* [EXERCISE GOAL]:
Using the listing below, extract each line that has the word "Read" in it.

* [RECORDS TO PROCESS]:
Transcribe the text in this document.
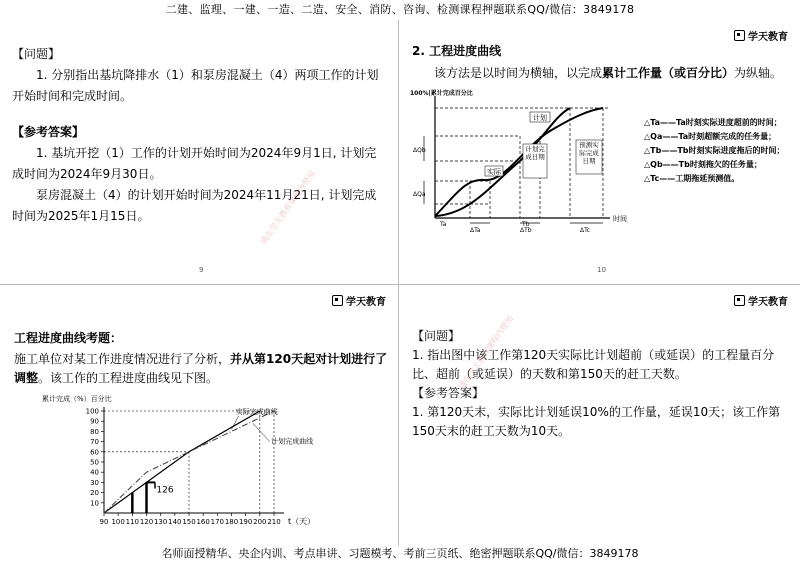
二建、监理、一建、一造、二造、安全、消防、咨询、检测课程押题联系QQ/微信：3849178
【问题】
1. 分别指出基坑降排水（1）和泵房混凝土（4）两项工作的计划开始时间和完成时间。
【参考答案】
1. 基坑开挖（1）工作的计划开始时间为2024年9月1日, 计划完成时间为2024年9月30日。
泵房混凝土（4）的计划开始时间为2024年11月21日, 计划完成时间为2025年1月15日。
9
请在学天教育课程内使用
学天教育
2. 工程进度曲线
该方法是以时间为横轴，以完成累计工作量（或百分比）为纵轴。
100%|累计完成百分比
计划
实际
计划完成日期
预测实际完成日期
ΔQb
ΔQa
Ta	Tb
ΔTa	ΔTb	ΔTc
时间
△Ta——Ta时刻实际进度超前的时间；
△Qa——Ta时刻超额完成的任务量；
△Tb——Tb时刻实际进度拖后的时间；
△Qb——Tb时刻拖欠的任务量；
△Tc——工期拖延预测值。
10
学天教育
工程进度曲线考题：
施工单位对某工作进度情况进行了分析，并从第120天起对计划进行了调整。该工作的工程进度曲线见下图。
10
20
30
40
50
60
70
80
90
100
90 100 110 120 130 140 150 160 170 180 190 200 210
累计完成（%）百分比
t（天）
126
实际完成曲线
计划完成曲线
学天教育
【问题】
1. 指出图中该工作第120天实际比计划超前（或延误）的工程量百分比、超前（或延误）的天数和第150天的赶工天数。
【参考答案】
1. 第120天末，实际比计划延误10%的工作量，延误10天；该工作第150天末的赶工天数为10天。
请在学天教育课程内使用
名师面授精华、央企内训、考点串讲、习题模考、考前三页纸、绝密押题联系QQ/微信：3849178
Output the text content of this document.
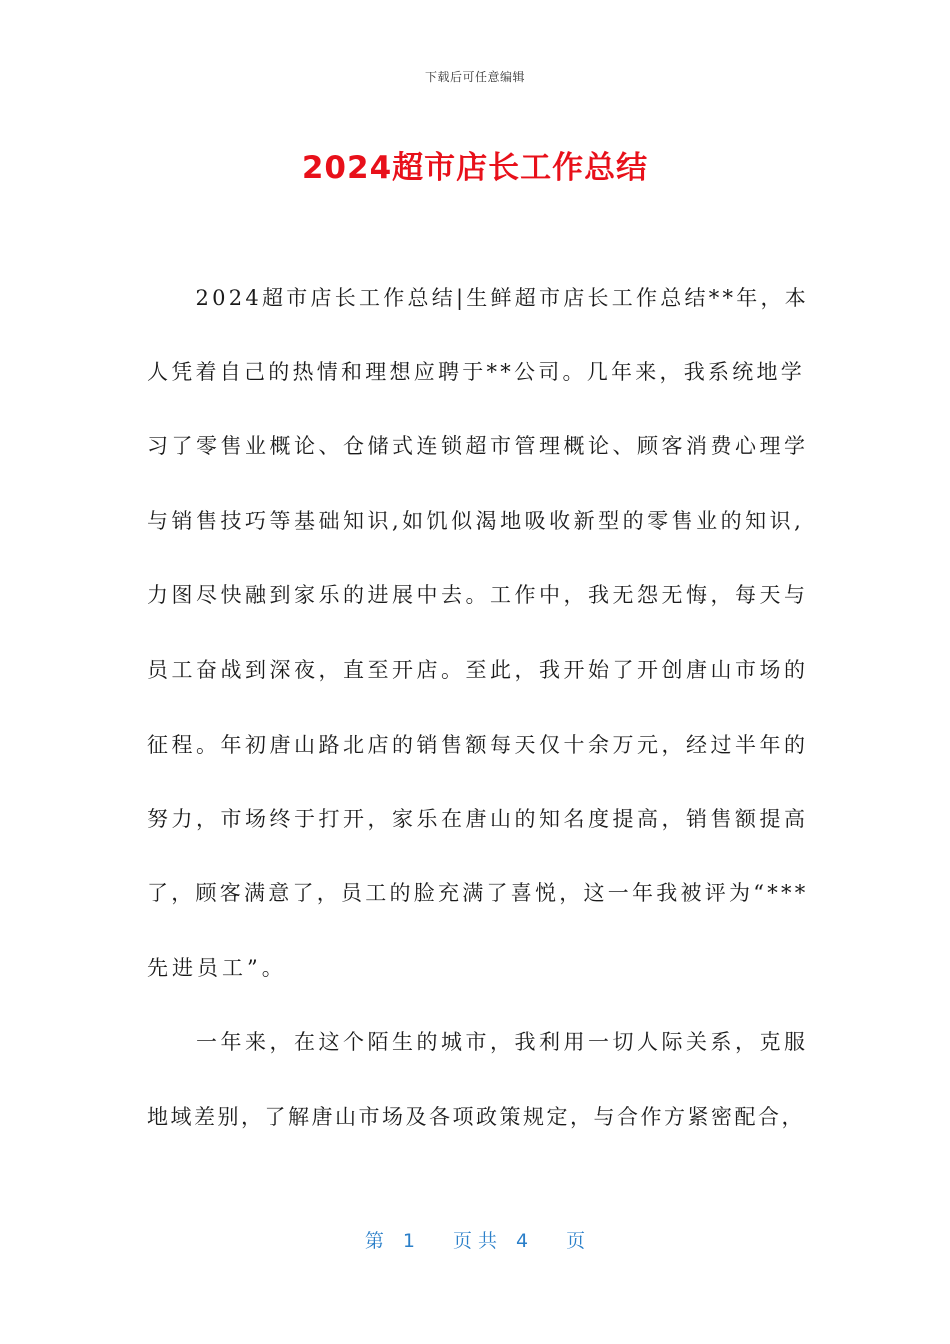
下载后可任意编辑
2024超市店长工作总结
　　2024超市店长工作总结|生鲜超市店长工作总结**年，本
人凭着自己的热情和理想应聘于**公司。几年来，我系统地学
习了零售业概论、仓储式连锁超市管理概论、顾客消费心理学
与销售技巧等基础知识,如饥似渴地吸收新型的零售业的知识,
力图尽快融到家乐的进展中去。工作中，我无怨无悔，每天与
员工奋战到深夜，直至开店。至此，我开始了开创唐山市场的
征程。年初唐山路北店的销售额每天仅十余万元，经过半年的
努力，市场终于打开，家乐在唐山的知名度提高，销售额提高
了，顾客满意了，员工的脸充满了喜悦，这一年我被评为“***
先进员工”。
　　一年来，在这个陌生的城市，我利用一切人际关系，克服
地域差别，了解唐山市场及各项政策规定，与合作方紧密配合，
第　1　　页 共　4　　页
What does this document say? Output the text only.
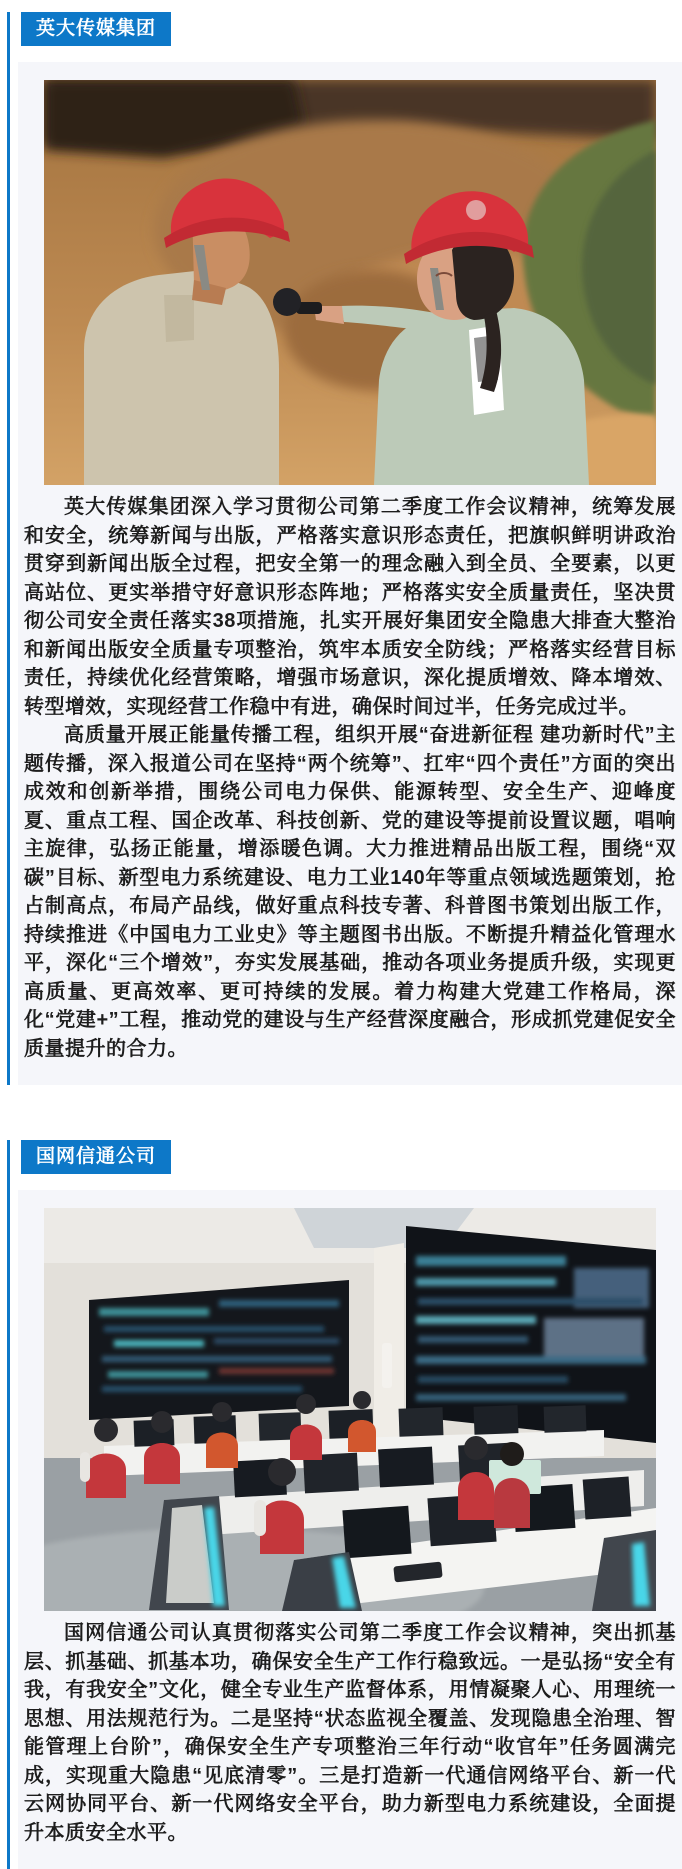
英大传媒集团

英大传媒集团深入学习贯彻公司第二季度工作会议精神，统筹发展和安全，统筹新闻与出版，严格落实意识形态责任，把旗帜鲜明讲政治贯穿到新闻出版全过程，把安全第一的理念融入到全员、全要素，以更高站位、更实举措守好意识形态阵地；严格落实安全质量责任，坚决贯彻公司安全责任落实38项措施，扎实开展好集团安全隐患大排查大整治和新闻出版安全质量专项整治，筑牢本质安全防线；严格落实经营目标责任，持续优化经营策略，增强市场意识，深化提质增效、降本增效、转型增效，实现经营工作稳中有进，确保时间过半，任务完成过半。

高质量开展正能量传播工程，组织开展“奋进新征程 建功新时代”主题传播，深入报道公司在坚持“两个统筹”、扛牢“四个责任”方面的突出成效和创新举措，围绕公司电力保供、能源转型、安全生产、迎峰度夏、重点工程、国企改革、科技创新、党的建设等提前设置议题，唱响主旋律，弘扬正能量，增添暖色调。大力推进精品出版工程，围绕“双碳”目标、新型电力系统建设、电力工业140年等重点领域选题策划，抢占制高点，布局产品线，做好重点科技专著、科普图书策划出版工作，持续推进《中国电力工业史》等主题图书出版。不断提升精益化管理水平，深化“三个增效”，夯实发展基础，推动各项业务提质升级，实现更高质量、更高效率、更可持续的发展。着力构建大党建工作格局，深化“党建+”工程，推动党的建设与生产经营深度融合，形成抓党建促安全质量提升的合力。

国网信通公司

国网信通公司认真贯彻落实公司第二季度工作会议精神，突出抓基层、抓基础、抓基本功，确保安全生产工作行稳致远。一是弘扬“安全有我，有我安全”文化，健全专业生产监督体系，用情凝聚人心、用理统一思想、用法规范行为。二是坚持“状态监视全覆盖、发现隐患全治理、智能管理上台阶”，确保安全生产专项整治三年行动“收官年”任务圆满完成，实现重大隐患“见底清零”。三是打造新一代通信网络平台、新一代云网协同平台、新一代网络安全平台，助力新型电力系统建设，全面提升本质安全水平。
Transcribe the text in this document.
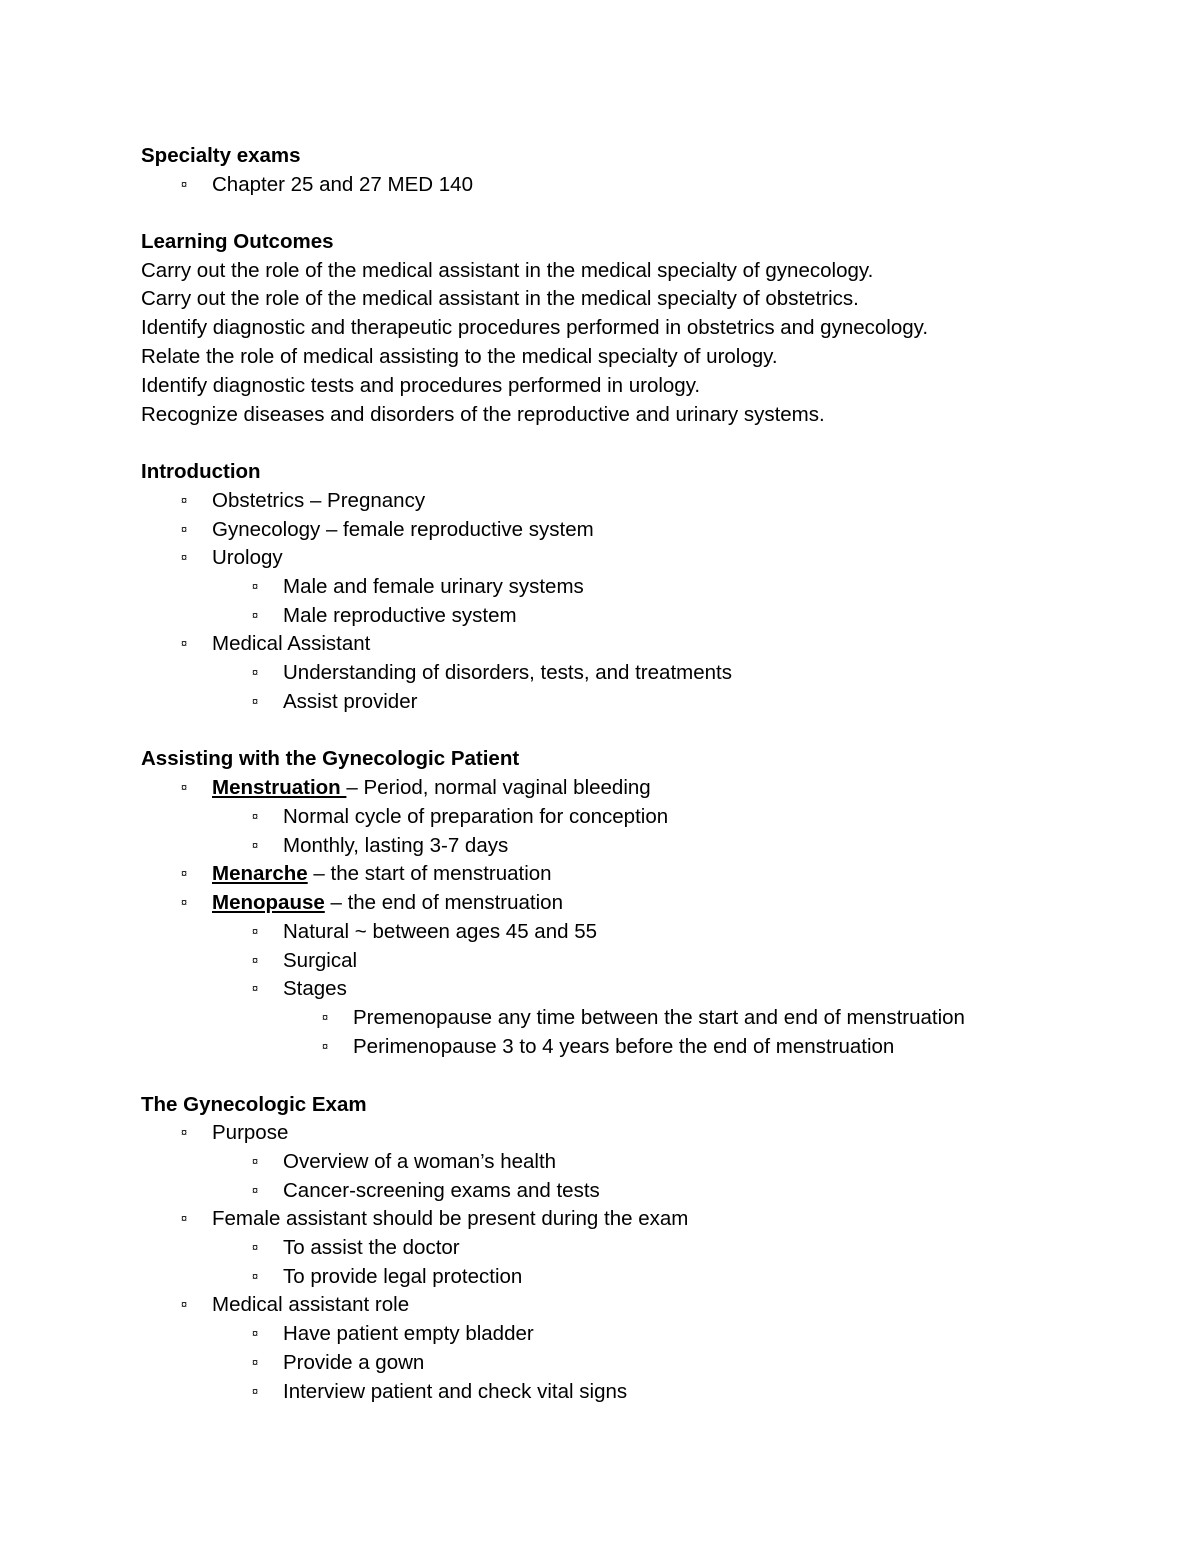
Specialty exams
¤ Chapter 25 and 27 MED 140
Learning Outcomes
Carry out the role of the medical assistant in the medical specialty of gynecology.
Carry out the role of the medical assistant in the medical specialty of obstetrics.
Identify diagnostic and therapeutic procedures performed in obstetrics and gynecology.
Relate the role of medical assisting to the medical specialty of urology.
Identify diagnostic tests and procedures performed in urology.
Recognize diseases and disorders of the reproductive and urinary systems.
Introduction
¤ Obstetrics – Pregnancy
¤ Gynecology – female reproductive system
¤ Urology
¤ Male and female urinary systems
¤ Male reproductive system
¤ Medical Assistant
¤ Understanding of disorders, tests, and treatments
¤ Assist provider
Assisting with the Gynecologic Patient
¤ Menstruation – Period, normal vaginal bleeding
¤ Normal cycle of preparation for conception
¤ Monthly, lasting 3-7 days
¤ Menarche – the start of menstruation
¤ Menopause – the end of menstruation
¤ Natural ~ between ages 45 and 55
¤ Surgical
¤ Stages
¤ Premenopause any time between the start and end of menstruation
¤ Perimenopause 3 to 4 years before the end of menstruation
The Gynecologic Exam
¤ Purpose
¤ Overview of a woman’s health
¤ Cancer-screening exams and tests
¤ Female assistant should be present during the exam
¤ To assist the doctor
¤ To provide legal protection
¤ Medical assistant role
¤ Have patient empty bladder
¤ Provide a gown
¤ Interview patient and check vital signs
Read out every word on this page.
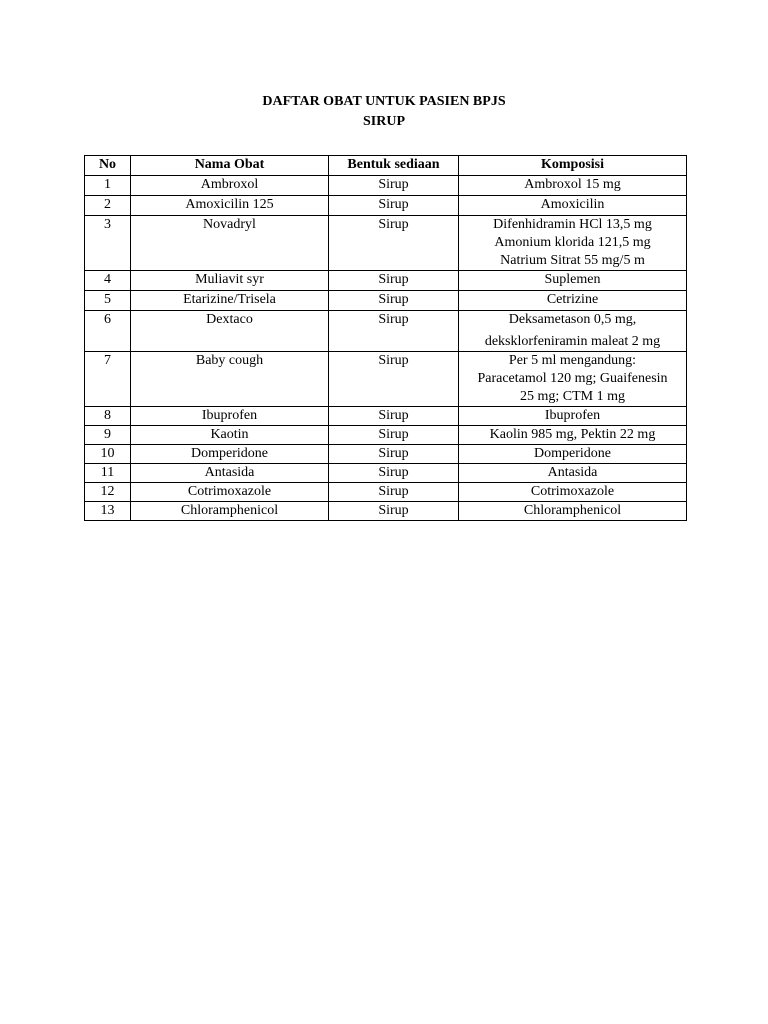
DAFTAR OBAT UNTUK PASIEN BPJS
SIRUP
No	Nama Obat	Bentuk sediaan	Komposisi
1	Ambroxol	Sirup	Ambroxol 15 mg

2	Amoxicilin 125	Sirup	Amoxicilin

3	Novadryl	Sirup	Difenhidramin HCl 13,5 mg
Amonium klorida 121,5 mg
Natrium Sitrat 55 mg/5 m

4	Muliavit syr	Sirup	Suplemen

5	Etarizine/Trisela	Sirup	Cetrizine

6	Dextaco	Sirup	Deksametason 0,5 mg,
deksklorfeniramin maleat 2 mg

7	Baby cough	Sirup	Per 5 ml mengandung:
Paracetamol 120 mg; Guaifenesin
25 mg; CTM 1 mg

8	Ibuprofen	Sirup	Ibuprofen

9	Kaotin	Sirup	Kaolin 985 mg, Pektin 22 mg

10	Domperidone	Sirup	Domperidone

11	Antasida	Sirup	Antasida

12	Cotrimoxazole	Sirup	Cotrimoxazole

13	Chloramphenicol	Sirup	Chloramphenicol
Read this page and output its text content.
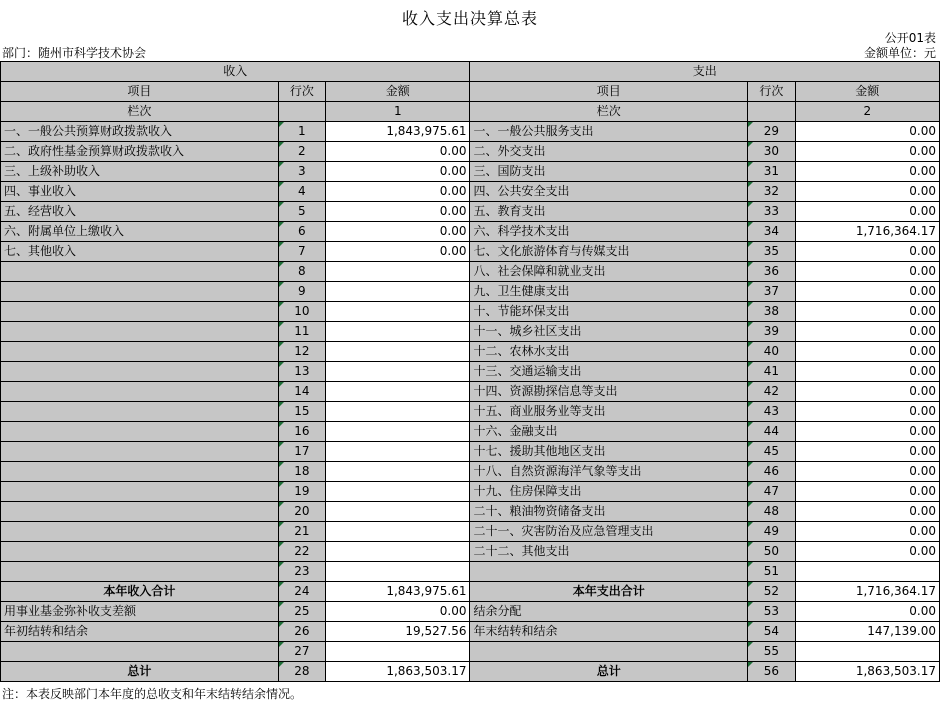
收入支出决算总表
公开01表
金额单位：元
部门：随州市科学技术协会
收入			支出		
项目	行次	金额	项目	行次	金额
栏次		1	栏次		2
一、一般公共预算财政拨款收入	1	1,843,975.61	一、一般公共服务支出	29	0.00
二、政府性基金预算财政拨款收入	2	0.00	二、外交支出	30	0.00
三、上级补助收入	3	0.00	三、国防支出	31	0.00
四、事业收入	4	0.00	四、公共安全支出	32	0.00
五、经营收入	5	0.00	五、教育支出	33	0.00
六、附属单位上缴收入	6	0.00	六、科学技术支出	34	1,716,364.17
七、其他收入	7	0.00	七、文化旅游体育与传媒支出	35	0.00
	8		八、社会保障和就业支出	36	0.00
	9		九、卫生健康支出	37	0.00
	10		十、节能环保支出	38	0.00
	11		十一、城乡社区支出	39	0.00
	12		十二、农林水支出	40	0.00
	13		十三、交通运输支出	41	0.00
	14		十四、资源勘探信息等支出	42	0.00
	15		十五、商业服务业等支出	43	0.00
	16		十六、金融支出	44	0.00
	17		十七、援助其他地区支出	45	0.00
	18		十八、自然资源海洋气象等支出	46	0.00
	19		十九、住房保障支出	47	0.00
	20		二十、粮油物资储备支出	48	0.00
	21		二十一、灾害防治及应急管理支出	49	0.00
	22		二十二、其他支出	50	0.00
	23			51	
本年收入合计	24	1,843,975.61	本年支出合计	52	1,716,364.17
用事业基金弥补收支差额	25	0.00	结余分配	53	0.00
年初结转和结余	26	19,527.56	年末结转和结余	54	147,139.00
	27			55	
总计	28	1,863,503.17	总计	56	1,863,503.17
注：本表反映部门本年度的总收支和年末结转结余情况。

* [FULL RESPONSE]:
Read out every word on this page.
Read this page and output its text content.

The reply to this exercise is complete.